◆ What you will do: Show every line below where "TradingView" can be found.
_ _ _ _
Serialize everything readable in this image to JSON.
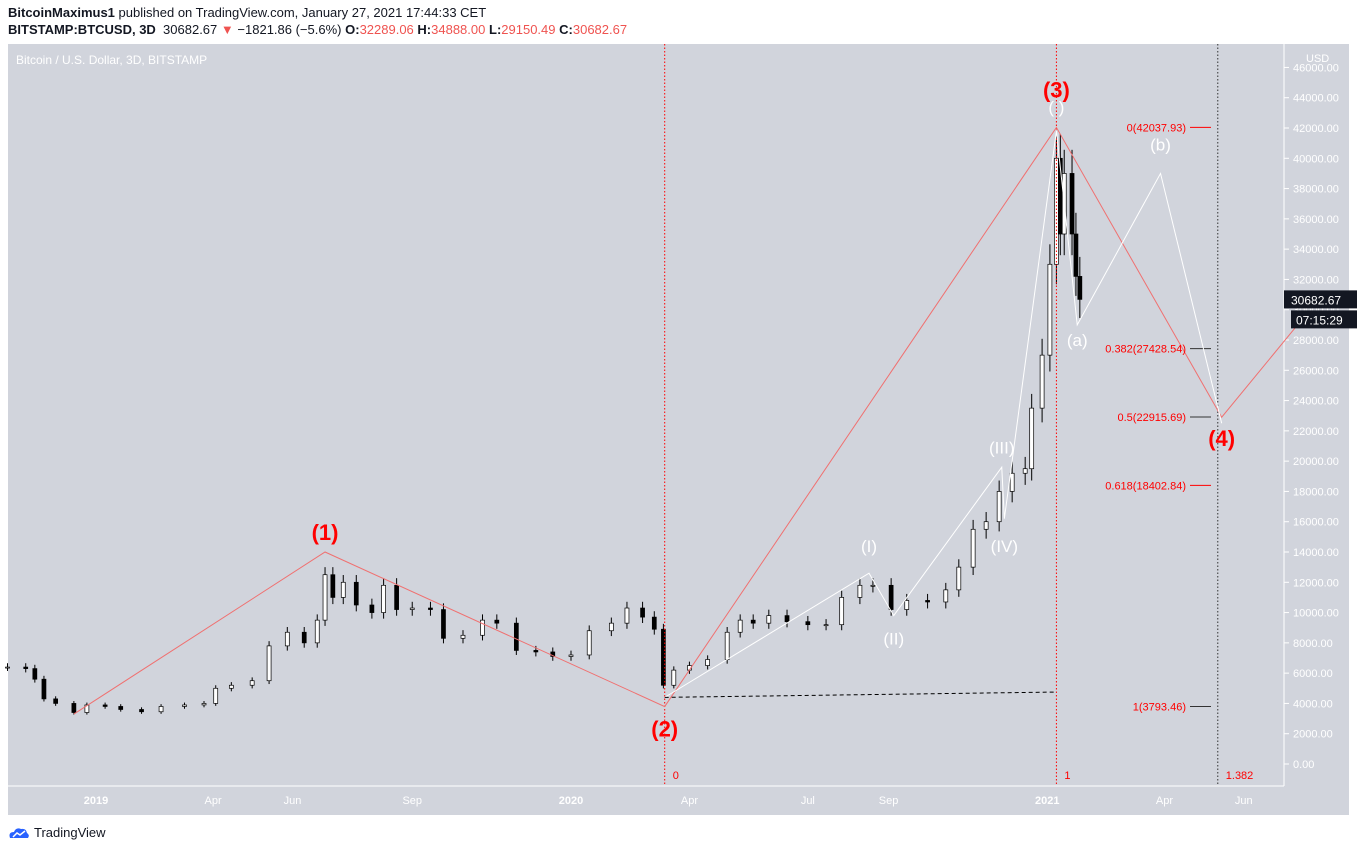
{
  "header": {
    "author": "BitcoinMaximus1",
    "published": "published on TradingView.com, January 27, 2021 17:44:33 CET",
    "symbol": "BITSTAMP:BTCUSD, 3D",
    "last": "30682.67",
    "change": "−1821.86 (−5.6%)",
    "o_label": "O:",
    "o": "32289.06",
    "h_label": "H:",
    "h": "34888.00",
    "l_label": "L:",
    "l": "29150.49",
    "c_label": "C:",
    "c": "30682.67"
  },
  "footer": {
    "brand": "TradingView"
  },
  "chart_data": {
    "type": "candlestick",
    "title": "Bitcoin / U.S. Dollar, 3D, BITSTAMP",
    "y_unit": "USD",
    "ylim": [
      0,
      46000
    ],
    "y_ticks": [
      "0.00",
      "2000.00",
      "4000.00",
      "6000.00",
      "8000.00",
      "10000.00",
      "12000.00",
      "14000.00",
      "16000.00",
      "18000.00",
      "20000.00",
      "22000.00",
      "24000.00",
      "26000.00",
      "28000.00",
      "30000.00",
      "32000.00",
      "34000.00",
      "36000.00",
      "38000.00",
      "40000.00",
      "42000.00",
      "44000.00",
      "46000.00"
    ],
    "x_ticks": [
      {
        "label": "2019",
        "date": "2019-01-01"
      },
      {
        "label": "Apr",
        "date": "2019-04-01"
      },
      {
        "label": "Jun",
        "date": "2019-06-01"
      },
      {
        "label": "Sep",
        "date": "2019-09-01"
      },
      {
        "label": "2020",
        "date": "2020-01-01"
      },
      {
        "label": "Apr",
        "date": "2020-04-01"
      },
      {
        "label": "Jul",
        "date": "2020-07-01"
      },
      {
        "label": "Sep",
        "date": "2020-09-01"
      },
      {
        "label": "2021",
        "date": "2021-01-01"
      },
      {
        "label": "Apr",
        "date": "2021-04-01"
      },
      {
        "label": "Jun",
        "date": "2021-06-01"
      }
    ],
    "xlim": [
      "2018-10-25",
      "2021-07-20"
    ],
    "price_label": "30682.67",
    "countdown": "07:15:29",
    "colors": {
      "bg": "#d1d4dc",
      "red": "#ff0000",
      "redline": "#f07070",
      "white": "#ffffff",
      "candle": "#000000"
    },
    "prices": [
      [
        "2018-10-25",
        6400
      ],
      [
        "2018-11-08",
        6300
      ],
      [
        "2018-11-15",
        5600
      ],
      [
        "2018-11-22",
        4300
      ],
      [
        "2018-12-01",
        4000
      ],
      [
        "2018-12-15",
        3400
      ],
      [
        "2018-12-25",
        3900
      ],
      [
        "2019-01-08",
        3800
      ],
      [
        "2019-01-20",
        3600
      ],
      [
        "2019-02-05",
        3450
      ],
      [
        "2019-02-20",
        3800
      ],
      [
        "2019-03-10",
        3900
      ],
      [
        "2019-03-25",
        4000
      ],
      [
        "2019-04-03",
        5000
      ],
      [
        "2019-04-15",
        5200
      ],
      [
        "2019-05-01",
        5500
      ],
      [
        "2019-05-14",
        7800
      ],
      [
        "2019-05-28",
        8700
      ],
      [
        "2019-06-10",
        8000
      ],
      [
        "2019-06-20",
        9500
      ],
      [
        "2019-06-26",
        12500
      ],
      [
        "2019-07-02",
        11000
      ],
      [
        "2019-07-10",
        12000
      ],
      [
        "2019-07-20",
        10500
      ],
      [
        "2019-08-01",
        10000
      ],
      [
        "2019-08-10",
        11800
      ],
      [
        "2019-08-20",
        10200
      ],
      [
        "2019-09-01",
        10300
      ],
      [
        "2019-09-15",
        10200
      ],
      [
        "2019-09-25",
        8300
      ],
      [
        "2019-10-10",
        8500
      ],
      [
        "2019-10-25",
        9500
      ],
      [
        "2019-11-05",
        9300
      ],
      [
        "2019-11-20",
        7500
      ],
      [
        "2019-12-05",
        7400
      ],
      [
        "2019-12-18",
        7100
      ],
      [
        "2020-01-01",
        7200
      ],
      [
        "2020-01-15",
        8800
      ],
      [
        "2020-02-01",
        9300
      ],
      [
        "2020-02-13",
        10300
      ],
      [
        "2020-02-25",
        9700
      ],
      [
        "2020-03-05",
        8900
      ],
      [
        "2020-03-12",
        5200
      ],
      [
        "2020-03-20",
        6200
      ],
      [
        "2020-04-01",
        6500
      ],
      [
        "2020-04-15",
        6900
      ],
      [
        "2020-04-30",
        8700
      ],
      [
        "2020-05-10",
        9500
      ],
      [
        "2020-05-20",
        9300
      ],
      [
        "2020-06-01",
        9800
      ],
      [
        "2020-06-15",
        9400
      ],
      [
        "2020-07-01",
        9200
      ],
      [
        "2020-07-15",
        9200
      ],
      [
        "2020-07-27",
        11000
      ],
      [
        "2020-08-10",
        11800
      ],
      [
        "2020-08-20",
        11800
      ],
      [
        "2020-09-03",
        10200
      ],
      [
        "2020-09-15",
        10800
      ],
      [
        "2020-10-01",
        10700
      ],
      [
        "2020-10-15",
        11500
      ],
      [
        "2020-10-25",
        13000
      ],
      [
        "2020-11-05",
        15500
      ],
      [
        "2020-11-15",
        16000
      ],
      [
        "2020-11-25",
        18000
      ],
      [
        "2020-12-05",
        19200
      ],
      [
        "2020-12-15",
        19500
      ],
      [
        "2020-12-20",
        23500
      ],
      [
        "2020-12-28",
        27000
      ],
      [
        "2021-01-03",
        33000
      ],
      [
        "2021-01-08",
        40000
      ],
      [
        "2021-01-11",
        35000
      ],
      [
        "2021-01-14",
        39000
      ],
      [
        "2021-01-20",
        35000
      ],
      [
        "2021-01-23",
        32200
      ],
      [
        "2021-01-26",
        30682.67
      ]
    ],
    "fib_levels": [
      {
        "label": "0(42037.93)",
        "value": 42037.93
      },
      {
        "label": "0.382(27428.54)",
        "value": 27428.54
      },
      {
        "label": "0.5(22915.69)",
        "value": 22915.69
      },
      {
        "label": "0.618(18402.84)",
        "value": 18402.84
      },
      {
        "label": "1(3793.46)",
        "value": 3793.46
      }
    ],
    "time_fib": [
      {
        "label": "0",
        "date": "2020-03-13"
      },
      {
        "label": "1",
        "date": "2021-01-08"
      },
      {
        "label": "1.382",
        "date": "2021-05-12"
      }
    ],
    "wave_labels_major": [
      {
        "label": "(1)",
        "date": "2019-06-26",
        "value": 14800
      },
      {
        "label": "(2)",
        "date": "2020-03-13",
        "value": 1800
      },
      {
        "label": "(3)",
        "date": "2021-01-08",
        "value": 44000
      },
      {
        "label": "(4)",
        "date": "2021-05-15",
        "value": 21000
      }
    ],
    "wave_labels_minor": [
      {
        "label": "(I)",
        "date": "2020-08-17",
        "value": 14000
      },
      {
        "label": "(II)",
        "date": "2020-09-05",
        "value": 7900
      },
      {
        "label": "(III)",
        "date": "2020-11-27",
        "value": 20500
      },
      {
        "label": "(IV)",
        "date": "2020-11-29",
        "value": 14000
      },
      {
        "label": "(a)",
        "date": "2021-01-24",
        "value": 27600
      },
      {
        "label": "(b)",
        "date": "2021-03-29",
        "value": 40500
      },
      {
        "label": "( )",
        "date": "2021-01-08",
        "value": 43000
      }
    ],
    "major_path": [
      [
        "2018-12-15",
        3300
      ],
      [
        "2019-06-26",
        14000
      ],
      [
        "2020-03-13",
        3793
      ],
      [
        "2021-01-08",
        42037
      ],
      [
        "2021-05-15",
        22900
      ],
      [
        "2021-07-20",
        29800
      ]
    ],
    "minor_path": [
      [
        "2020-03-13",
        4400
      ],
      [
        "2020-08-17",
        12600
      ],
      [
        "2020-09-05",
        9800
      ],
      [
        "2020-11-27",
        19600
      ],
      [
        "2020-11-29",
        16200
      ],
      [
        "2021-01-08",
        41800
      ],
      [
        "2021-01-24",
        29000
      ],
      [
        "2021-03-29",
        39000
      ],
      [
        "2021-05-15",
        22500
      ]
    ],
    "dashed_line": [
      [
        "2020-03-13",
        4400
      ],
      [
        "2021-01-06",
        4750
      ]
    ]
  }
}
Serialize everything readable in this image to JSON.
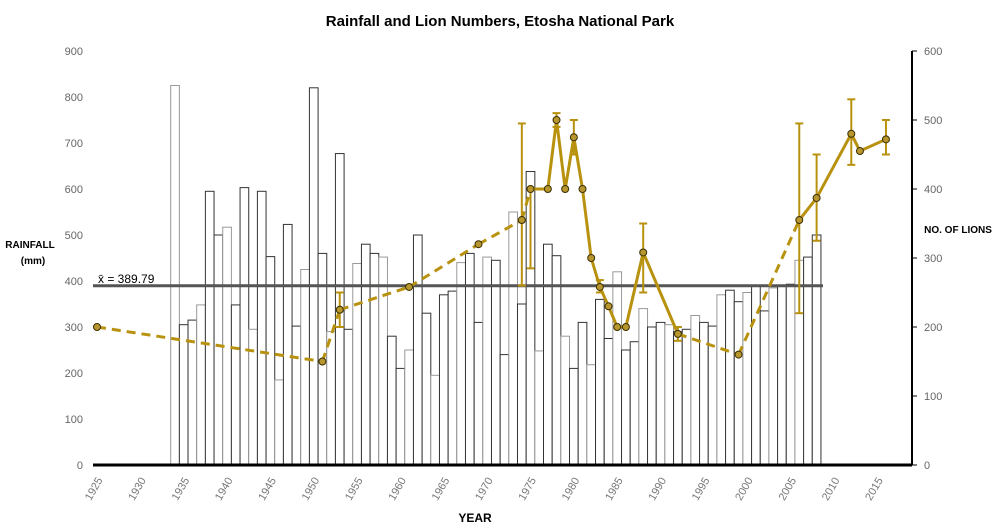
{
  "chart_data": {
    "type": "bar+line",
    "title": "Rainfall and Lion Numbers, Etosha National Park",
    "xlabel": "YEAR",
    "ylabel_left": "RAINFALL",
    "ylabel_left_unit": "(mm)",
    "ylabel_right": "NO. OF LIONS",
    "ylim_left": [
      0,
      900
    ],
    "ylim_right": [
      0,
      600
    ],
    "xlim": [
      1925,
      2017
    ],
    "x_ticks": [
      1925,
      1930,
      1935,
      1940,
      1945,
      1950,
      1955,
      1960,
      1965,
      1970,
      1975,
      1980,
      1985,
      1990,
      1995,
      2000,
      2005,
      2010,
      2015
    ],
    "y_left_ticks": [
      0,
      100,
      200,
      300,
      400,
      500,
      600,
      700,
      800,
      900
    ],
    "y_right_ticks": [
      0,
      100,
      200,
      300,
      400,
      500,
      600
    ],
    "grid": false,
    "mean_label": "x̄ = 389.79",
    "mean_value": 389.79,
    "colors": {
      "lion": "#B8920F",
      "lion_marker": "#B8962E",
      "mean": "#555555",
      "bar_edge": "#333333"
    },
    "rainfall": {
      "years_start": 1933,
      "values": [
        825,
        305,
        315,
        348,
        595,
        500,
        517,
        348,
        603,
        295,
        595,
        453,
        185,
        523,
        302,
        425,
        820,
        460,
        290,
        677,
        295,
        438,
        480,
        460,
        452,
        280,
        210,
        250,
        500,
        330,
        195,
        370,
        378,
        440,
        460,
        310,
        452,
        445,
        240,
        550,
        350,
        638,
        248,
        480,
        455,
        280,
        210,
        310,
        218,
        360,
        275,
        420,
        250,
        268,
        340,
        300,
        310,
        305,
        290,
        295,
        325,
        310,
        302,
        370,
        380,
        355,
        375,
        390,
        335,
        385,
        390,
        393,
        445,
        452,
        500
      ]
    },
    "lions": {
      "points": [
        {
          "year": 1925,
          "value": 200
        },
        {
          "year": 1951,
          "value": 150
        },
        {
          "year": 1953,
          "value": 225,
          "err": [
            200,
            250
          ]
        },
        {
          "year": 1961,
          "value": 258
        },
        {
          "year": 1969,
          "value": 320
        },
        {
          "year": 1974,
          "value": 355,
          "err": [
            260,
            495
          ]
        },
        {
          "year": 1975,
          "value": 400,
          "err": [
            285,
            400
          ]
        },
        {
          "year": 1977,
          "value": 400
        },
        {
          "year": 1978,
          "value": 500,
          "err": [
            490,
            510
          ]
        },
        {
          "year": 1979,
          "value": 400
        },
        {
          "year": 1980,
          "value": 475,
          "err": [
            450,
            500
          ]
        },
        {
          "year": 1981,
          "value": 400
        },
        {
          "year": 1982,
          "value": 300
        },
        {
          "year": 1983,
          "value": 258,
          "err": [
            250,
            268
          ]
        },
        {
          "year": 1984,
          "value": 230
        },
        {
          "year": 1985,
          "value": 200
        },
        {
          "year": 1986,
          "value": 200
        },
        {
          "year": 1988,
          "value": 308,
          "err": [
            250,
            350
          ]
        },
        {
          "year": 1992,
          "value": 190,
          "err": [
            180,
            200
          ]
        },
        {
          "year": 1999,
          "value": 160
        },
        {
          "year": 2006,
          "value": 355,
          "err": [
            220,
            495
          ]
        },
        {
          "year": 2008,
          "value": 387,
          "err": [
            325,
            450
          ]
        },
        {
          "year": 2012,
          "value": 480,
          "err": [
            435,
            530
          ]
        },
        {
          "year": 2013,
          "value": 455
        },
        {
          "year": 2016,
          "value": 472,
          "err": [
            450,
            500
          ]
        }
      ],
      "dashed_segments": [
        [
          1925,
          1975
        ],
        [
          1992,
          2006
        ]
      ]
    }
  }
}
_ _ _ _
◆ Finished exercise:
    "published": "published on TradingView.com, January 27, 2021 17:44:33 CET",
    "brand": "TradingView"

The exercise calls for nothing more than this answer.